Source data
# # # #

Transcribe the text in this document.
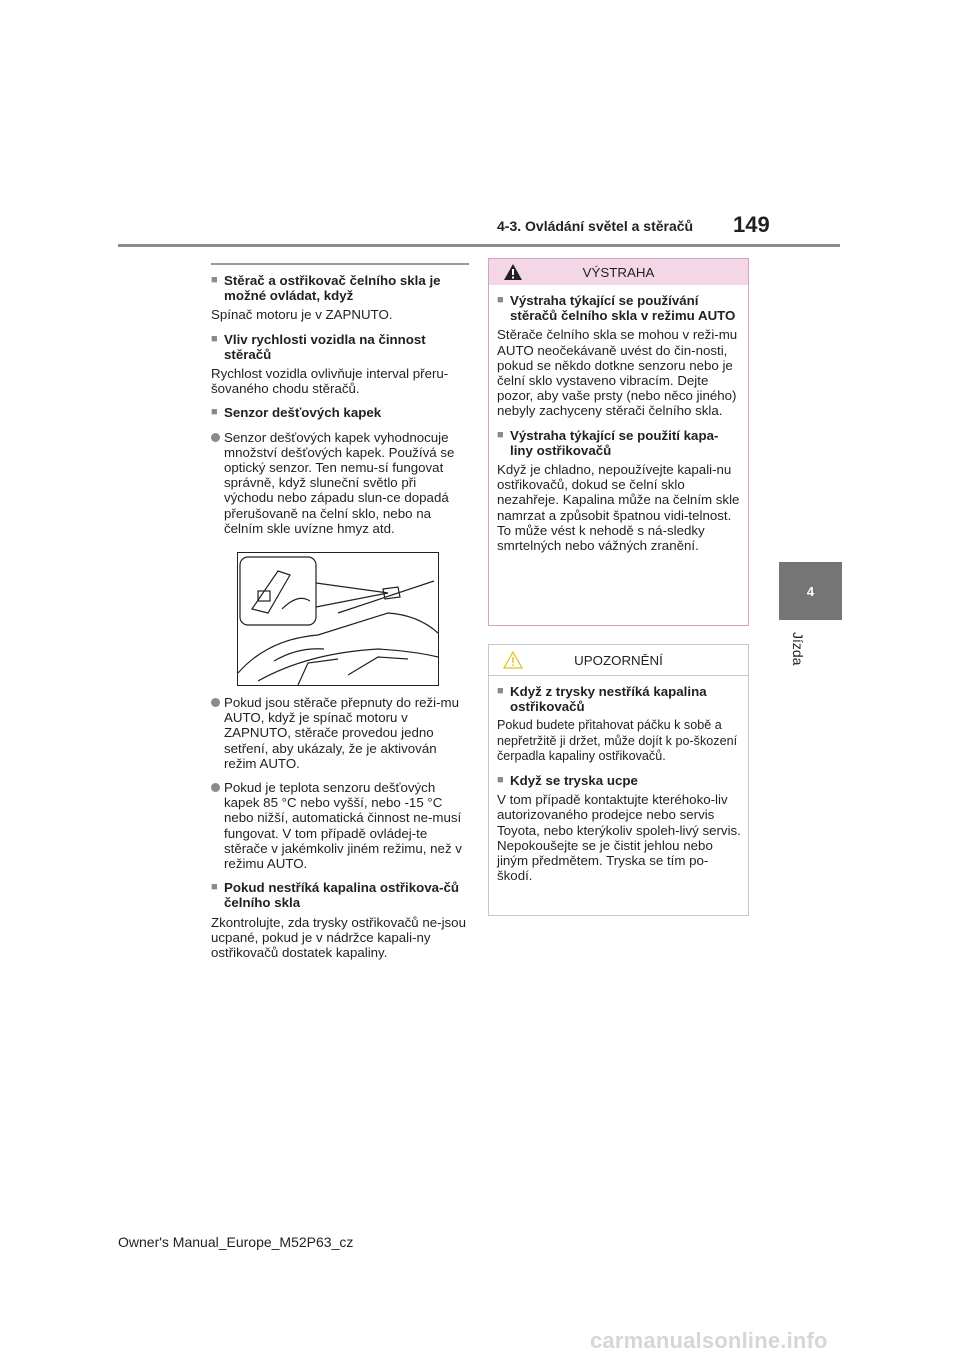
4-3. Ovládání světel a stěračů 149
4
Jízda

■ Stěrač a ostřikovač čelního skla je možné ovládat, když

Spínač motoru je v ZAPNUTO.

■ Vliv rychlosti vozidla na činnost stěračů

Rychlost vozidla ovlivňuje interval přeru-šovaného chodu stěračů.

■ Senzor dešťových kapek

Senzor dešťových kapek vyhodnocuje množství dešťových kapek. Používá se optický senzor. Ten nemu-sí fungovat správně, když sluneční světlo při východu nebo západu slun-ce dopadá přerušovaně na čelní sklo, nebo na čelním skle uvízne hmyz atd.

Pokud jsou stěrače přepnuty do reži-mu AUTO, když je spínač motoru v ZAPNUTO, stěrače provedou jedno setření, aby ukázaly, že je aktivován režim AUTO.

Pokud je teplota senzoru dešťových kapek 85 °C nebo vyšší, nebo -15 °C nebo nižší, automatická činnost ne-musí fungovat. V tom případě ovládej-te stěrače v jakémkoliv jiném režimu, než v režimu AUTO.

■ Pokud nestříká kapalina ostřikova-čů čelního skla

Zkontrolujte, zda trysky ostřikovačů ne-jsou ucpané, pokud je v nádržce kapali-ny ostřikovačů dostatek kapaliny.

VÝSTRAHA

■ Výstraha týkající se používání stěračů čelního skla v režimu AUTO

Stěrače čelního skla se mohou v reži-mu AUTO neočekávaně uvést do čin-nosti, pokud se někdo dotkne senzoru nebo je čelní sklo vystaveno vibracím. Dejte pozor, aby vaše prsty (nebo něco jiného) nebyly zachyceny stěrači čelního skla.

■ Výstraha týkající se použití kapa-liny ostřikovačů

Když je chladno, nepoužívejte kapali-nu ostřikovačů, dokud se čelní sklo nezahřeje. Kapalina může na čelním skle namrzat a způsobit špatnou vidi-telnost. To může vést k nehodě s ná-sledky smrtelných nebo vážných zranění.

UPOZORNĚNÍ

■ Když z trysky nestříká kapalina ostřikovačů

Pokud budete přitahovat páčku k sobě a nepřetržitě ji držet, může dojít k po-škození čerpadla kapaliny ostřikovačů.

■ Když se tryska ucpe

V tom případě kontaktujte kteréhoko-liv autorizovaného prodejce nebo servis Toyota, nebo kterýkoliv spoleh-livý servis. Nepokoušejte se je čistit jehlou nebo jiným předmětem. Tryska se tím po-škodí.

Owner's Manual_Europe_M52P63_cz
carmanualsonline.info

# # # #

» **Short problem**
Quote each record exactly as it stands, minus the pictures.

» **Solution to this problem**
Transcribe the text in this document.
4-3. Ovládání světel a stěračů 149
4
Jízda

■ Stěrač a ostřikovač čelního skla je možné ovládat, když

Spínač motoru je v ZAPNUTO.

■ Vliv rychlosti vozidla na činnost stěračů

Rychlost vozidla ovlivňuje interval přeru-šovaného chodu stěračů.

■ Senzor dešťových kapek

Senzor dešťových kapek vyhodnocuje množství dešťových kapek. Používá se optický senzor. Ten nemu-sí fungovat správně, když sluneční světlo při východu nebo západu slun-ce dopadá přerušovaně na čelní sklo, nebo na čelním skle uvízne hmyz atd.

Pokud jsou stěrače přepnuty do reži-mu AUTO, když je spínač motoru v ZAPNUTO, stěrače provedou jedno setření, aby ukázaly, že je aktivován režim AUTO.

Pokud je teplota senzoru dešťových kapek 85 °C nebo vyšší, nebo -15 °C nebo nižší, automatická činnost ne-musí fungovat. V tom případě ovládej-te stěrače v jakémkoliv jiném režimu, než v režimu AUTO.

■ Pokud nestříká kapalina ostřikova-čů čelního skla

Zkontrolujte, zda trysky ostřikovačů ne-jsou ucpané, pokud je v nádržce kapali-ny ostřikovačů dostatek kapaliny.

VÝSTRAHA

■ Výstraha týkající se používání stěračů čelního skla v režimu AUTO

Stěrače čelního skla se mohou v reži-mu AUTO neočekávaně uvést do čin-nosti, pokud se někdo dotkne senzoru nebo je čelní sklo vystaveno vibracím. Dejte pozor, aby vaše prsty (nebo něco jiného) nebyly zachyceny stěrači čelního skla.

■ Výstraha týkající se použití kapa-liny ostřikovačů

Když je chladno, nepoužívejte kapali-nu ostřikovačů, dokud se čelní sklo nezahřeje. Kapalina může na čelním skle namrzat a způsobit špatnou vidi-telnost. To může vést k nehodě s ná-sledky smrtelných nebo vážných zranění.

UPOZORNĚNÍ

■ Když z trysky nestříká kapalina ostřikovačů

Pokud budete přitahovat páčku k sobě a nepřetržitě ji držet, může dojít k po-škození čerpadla kapaliny ostřikovačů.

■ Když se tryska ucpe

V tom případě kontaktujte kteréhoko-liv autorizovaného prodejce nebo servis Toyota, nebo kterýkoliv spoleh-livý servis. Nepokoušejte se je čistit jehlou nebo jiným předmětem. Tryska se tím po-škodí.

Owner's Manual_Europe_M52P63_cz
carmanualsonline.info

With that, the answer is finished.